▸ **SET TASK**
Note how many lines hold "Creek" and report that number by itself.

▬▬▬▬▬▬▬▬▬▬

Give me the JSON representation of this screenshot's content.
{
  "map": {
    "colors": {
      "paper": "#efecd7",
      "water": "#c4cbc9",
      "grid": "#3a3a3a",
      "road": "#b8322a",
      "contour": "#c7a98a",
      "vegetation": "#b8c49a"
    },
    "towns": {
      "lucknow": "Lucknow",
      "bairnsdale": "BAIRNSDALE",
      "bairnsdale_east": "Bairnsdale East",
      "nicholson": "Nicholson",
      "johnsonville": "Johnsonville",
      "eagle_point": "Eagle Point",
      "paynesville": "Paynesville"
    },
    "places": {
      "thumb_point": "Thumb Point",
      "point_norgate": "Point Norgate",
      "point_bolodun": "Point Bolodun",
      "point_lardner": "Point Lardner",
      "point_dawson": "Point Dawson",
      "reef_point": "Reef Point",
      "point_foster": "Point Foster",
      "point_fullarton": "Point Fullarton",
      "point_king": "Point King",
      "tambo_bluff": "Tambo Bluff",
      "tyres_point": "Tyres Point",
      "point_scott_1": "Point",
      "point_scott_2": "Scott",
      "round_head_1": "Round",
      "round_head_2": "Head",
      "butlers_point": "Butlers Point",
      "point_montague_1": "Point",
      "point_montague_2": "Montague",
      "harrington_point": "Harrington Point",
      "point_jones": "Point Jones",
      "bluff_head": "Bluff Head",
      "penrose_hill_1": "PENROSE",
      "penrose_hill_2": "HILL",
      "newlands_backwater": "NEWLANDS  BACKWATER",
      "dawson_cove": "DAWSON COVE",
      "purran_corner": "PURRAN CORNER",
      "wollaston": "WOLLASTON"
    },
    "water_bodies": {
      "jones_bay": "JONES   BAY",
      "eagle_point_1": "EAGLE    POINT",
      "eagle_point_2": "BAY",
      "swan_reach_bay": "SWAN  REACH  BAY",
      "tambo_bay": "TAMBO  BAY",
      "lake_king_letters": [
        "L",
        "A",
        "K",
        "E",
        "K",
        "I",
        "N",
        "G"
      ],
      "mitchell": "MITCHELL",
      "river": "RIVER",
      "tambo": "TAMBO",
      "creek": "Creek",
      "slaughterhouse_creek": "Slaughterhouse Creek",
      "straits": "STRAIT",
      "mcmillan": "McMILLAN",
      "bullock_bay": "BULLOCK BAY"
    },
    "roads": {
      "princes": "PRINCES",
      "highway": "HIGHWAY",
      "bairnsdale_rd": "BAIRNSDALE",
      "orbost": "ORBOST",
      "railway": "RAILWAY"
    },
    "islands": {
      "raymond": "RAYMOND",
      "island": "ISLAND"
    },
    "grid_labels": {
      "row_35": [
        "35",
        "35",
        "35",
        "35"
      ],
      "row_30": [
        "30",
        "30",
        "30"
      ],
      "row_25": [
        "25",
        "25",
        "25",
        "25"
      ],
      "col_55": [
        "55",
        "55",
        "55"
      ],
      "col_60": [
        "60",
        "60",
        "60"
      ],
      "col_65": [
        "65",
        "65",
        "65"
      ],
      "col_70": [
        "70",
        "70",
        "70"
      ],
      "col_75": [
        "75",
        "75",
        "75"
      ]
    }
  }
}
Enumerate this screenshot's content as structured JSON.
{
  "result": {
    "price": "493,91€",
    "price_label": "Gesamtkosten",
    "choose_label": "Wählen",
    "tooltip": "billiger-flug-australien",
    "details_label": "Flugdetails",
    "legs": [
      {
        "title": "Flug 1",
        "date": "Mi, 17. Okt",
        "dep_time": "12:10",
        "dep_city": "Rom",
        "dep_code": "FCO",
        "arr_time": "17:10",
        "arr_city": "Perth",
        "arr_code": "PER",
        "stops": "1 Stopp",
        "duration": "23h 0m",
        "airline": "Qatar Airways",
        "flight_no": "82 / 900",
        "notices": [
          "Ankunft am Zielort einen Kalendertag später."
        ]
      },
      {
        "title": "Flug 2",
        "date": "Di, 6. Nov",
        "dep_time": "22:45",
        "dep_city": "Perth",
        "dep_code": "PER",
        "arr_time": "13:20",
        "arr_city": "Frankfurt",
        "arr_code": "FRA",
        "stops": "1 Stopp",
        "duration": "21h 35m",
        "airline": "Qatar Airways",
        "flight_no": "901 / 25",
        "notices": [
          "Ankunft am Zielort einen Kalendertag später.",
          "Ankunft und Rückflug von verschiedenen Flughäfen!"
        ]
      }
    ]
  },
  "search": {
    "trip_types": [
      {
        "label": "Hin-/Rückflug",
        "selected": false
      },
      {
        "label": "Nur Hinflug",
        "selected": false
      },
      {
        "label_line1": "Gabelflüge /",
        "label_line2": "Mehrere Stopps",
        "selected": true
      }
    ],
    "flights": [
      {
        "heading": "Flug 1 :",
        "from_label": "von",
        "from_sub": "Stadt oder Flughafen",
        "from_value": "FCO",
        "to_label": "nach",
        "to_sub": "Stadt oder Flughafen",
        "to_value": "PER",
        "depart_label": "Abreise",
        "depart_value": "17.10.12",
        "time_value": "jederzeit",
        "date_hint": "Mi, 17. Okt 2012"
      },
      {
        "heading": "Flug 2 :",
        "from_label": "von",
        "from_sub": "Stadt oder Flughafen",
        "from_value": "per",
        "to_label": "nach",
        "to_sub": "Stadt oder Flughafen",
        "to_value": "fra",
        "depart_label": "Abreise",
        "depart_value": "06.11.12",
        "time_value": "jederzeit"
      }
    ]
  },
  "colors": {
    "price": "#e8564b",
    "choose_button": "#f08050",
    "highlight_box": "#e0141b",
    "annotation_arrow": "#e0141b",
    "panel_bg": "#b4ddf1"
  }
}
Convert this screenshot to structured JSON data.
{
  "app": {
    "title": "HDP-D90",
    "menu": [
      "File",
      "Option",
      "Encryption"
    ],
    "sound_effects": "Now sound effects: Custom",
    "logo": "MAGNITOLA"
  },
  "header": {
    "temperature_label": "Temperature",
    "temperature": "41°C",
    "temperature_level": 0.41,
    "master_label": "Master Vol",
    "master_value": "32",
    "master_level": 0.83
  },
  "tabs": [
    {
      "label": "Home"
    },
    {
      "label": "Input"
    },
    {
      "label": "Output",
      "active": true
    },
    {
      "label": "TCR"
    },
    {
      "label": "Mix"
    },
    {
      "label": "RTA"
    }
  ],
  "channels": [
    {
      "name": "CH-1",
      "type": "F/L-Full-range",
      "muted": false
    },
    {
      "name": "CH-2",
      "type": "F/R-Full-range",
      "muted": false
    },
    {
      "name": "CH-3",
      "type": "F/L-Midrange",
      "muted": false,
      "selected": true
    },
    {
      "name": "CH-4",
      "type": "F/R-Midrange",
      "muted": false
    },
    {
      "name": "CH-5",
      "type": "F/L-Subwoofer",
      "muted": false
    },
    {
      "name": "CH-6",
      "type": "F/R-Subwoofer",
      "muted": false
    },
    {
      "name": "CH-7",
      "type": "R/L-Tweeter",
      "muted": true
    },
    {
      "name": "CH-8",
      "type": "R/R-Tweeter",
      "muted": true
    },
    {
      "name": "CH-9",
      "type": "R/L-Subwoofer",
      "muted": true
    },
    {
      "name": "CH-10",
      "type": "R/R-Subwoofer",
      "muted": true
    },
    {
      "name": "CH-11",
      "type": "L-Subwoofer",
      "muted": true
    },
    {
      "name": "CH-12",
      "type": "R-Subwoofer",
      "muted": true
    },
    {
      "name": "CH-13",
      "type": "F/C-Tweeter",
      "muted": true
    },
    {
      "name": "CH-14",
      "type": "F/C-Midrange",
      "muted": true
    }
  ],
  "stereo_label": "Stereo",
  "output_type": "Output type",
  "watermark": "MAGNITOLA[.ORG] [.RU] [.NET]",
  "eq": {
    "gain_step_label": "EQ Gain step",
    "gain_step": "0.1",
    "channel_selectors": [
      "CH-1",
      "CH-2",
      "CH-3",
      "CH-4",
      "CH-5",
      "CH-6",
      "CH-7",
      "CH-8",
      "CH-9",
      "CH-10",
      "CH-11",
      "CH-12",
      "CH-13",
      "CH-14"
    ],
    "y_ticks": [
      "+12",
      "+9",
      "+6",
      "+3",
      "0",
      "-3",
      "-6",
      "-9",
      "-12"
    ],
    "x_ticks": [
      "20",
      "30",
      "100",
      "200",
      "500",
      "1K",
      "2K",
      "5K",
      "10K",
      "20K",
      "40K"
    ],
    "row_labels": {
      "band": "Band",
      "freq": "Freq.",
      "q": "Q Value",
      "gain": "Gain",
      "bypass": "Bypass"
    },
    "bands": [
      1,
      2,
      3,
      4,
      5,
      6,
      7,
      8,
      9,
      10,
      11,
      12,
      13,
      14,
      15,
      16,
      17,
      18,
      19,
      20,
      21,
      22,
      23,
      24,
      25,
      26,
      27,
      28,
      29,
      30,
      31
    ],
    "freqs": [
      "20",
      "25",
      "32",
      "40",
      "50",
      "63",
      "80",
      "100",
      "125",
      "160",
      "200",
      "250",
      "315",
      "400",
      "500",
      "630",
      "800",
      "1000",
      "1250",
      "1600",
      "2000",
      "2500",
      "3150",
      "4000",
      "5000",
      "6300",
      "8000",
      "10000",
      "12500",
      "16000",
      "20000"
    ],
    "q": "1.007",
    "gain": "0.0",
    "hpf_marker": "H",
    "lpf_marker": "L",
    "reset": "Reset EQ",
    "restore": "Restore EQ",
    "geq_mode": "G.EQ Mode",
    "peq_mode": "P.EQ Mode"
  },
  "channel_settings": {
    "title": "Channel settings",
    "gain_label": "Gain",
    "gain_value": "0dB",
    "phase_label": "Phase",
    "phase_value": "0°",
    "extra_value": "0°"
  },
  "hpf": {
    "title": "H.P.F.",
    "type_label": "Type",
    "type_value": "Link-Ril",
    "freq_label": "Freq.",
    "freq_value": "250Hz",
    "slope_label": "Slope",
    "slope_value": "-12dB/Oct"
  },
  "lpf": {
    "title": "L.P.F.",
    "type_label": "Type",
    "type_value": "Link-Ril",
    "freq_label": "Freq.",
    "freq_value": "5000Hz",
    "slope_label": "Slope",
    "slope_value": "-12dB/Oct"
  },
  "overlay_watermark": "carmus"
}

▬▬▬▬▬▬▬▬▬▬

▸ **RESPONSE TO THE TASK**
2